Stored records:

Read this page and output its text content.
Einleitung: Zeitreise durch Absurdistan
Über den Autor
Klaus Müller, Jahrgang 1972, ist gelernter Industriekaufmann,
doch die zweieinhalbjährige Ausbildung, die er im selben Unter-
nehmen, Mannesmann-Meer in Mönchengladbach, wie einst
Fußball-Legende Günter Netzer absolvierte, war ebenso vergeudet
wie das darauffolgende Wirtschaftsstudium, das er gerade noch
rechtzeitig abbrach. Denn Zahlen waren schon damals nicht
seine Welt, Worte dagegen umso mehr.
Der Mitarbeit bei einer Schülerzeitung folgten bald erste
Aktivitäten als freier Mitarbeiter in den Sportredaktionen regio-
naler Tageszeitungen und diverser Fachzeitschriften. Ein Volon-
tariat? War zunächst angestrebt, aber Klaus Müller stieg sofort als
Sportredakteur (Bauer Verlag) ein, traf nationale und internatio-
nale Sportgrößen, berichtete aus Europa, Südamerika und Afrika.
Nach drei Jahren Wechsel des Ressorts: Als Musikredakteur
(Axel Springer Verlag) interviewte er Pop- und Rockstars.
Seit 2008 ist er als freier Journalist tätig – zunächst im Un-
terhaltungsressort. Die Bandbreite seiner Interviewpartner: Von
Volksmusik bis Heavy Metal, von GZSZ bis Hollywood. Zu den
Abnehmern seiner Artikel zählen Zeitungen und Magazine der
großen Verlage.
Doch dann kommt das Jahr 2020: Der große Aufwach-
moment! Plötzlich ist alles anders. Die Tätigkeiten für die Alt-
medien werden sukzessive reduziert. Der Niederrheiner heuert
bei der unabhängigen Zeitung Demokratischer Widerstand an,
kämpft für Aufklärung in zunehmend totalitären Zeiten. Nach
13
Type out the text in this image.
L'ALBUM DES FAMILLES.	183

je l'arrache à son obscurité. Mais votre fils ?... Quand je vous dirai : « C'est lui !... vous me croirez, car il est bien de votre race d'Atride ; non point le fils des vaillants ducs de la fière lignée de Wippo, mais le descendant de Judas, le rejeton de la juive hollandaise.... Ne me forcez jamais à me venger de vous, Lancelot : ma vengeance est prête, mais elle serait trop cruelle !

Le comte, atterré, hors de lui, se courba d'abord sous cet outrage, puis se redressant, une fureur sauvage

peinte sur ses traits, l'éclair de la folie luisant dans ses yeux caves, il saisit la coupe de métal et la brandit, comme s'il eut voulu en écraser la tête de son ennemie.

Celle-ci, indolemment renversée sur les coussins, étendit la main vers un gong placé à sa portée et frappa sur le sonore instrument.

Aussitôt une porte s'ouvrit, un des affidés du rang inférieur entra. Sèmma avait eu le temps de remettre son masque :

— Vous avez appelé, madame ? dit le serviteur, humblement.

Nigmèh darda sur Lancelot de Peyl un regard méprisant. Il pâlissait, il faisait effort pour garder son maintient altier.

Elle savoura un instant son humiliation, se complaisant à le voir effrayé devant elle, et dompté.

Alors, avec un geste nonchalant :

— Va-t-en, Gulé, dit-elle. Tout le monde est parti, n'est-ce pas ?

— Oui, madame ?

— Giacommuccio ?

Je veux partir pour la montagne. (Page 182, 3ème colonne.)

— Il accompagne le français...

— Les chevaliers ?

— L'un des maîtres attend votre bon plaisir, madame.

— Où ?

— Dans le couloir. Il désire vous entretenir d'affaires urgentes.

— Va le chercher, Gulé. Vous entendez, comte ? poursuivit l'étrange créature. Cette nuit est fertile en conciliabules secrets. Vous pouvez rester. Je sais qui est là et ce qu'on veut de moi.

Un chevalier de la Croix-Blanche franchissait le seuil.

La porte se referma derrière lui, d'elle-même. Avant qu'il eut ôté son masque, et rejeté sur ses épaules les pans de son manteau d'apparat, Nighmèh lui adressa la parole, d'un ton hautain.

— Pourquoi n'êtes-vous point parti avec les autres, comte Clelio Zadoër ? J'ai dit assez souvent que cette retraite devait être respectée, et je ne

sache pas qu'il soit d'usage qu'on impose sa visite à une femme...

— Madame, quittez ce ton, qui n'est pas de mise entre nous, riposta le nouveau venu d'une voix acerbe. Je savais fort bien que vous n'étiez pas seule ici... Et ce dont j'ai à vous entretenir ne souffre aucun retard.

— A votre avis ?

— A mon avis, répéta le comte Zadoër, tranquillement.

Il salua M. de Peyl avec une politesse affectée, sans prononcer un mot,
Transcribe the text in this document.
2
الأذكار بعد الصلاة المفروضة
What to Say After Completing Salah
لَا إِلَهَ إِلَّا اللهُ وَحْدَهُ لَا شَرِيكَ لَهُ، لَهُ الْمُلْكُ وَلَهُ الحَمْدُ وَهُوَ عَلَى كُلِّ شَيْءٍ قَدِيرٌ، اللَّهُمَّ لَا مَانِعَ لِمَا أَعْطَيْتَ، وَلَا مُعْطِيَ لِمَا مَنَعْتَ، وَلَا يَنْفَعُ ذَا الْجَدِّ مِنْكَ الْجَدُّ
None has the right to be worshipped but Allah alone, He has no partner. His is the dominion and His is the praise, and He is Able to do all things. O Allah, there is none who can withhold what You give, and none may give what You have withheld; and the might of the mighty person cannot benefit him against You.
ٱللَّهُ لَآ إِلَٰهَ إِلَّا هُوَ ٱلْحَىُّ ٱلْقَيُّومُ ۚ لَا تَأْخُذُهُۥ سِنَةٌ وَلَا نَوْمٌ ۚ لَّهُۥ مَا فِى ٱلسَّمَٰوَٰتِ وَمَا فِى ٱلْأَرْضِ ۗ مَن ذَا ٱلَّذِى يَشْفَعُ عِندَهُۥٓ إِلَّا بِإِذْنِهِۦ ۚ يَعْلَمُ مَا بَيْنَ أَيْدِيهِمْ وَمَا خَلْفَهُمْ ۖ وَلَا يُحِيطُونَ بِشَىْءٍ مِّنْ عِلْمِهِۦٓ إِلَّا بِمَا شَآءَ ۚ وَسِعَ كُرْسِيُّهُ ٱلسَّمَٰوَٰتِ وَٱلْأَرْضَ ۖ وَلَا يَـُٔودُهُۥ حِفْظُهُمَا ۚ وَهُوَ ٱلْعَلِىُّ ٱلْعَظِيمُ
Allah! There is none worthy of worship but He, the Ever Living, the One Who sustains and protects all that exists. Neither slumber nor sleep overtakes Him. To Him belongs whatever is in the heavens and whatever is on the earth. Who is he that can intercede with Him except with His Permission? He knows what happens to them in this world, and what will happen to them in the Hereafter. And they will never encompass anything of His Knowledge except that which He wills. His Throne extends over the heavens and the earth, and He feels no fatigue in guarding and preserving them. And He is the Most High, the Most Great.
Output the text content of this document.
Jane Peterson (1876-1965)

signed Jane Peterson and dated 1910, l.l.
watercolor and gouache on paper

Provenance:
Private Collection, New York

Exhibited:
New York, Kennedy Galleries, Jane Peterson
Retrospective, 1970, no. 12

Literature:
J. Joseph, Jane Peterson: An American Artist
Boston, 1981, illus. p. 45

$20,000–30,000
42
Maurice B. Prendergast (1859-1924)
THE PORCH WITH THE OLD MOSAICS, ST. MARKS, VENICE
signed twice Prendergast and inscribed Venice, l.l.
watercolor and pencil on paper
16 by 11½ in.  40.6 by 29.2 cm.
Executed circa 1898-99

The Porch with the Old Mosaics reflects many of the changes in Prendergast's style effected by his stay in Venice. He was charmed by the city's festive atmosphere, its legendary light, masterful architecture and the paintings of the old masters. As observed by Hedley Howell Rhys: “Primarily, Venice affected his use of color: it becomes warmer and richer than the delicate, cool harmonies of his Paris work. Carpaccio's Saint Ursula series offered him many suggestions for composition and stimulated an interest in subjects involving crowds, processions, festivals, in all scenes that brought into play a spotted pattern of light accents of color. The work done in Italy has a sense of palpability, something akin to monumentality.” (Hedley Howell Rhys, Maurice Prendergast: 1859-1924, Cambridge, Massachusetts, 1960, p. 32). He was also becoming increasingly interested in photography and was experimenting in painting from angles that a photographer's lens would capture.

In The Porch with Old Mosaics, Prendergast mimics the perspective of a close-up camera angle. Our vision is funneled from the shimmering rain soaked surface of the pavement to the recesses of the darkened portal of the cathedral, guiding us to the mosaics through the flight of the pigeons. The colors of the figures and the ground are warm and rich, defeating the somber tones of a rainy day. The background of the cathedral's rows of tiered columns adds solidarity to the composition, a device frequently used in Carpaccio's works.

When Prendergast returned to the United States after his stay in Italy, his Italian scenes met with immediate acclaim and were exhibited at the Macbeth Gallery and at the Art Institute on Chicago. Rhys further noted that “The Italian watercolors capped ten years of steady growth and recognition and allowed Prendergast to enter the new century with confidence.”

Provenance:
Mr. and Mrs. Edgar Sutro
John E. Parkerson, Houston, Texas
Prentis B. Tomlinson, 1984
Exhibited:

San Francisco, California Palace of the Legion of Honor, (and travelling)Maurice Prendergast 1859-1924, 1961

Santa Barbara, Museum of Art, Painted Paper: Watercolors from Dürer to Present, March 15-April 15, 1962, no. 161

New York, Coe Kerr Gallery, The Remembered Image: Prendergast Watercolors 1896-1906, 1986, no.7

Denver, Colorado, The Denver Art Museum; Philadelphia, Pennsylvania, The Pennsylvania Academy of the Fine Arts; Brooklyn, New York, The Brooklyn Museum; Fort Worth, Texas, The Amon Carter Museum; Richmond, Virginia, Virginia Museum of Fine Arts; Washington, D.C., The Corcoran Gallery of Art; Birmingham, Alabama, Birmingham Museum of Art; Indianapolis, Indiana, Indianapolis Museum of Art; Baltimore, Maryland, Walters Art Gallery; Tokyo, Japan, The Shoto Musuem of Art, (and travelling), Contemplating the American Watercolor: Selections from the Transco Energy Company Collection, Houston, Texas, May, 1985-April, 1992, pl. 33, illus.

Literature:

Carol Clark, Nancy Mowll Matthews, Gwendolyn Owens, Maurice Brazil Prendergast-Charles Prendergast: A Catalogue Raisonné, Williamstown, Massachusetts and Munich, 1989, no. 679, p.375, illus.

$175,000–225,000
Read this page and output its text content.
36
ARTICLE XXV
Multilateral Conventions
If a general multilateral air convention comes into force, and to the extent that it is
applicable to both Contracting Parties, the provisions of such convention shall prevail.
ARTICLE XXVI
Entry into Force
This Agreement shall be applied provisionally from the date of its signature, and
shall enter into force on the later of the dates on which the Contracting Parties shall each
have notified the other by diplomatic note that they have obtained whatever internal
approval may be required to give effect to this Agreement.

§ Stated problem: Identify every line above that includes the word "Agreement", and show those lines.

§ Task response:
This Agreement shall be applied provisionally from the date of its signature, and
approval may be required to give effect to this Agreement.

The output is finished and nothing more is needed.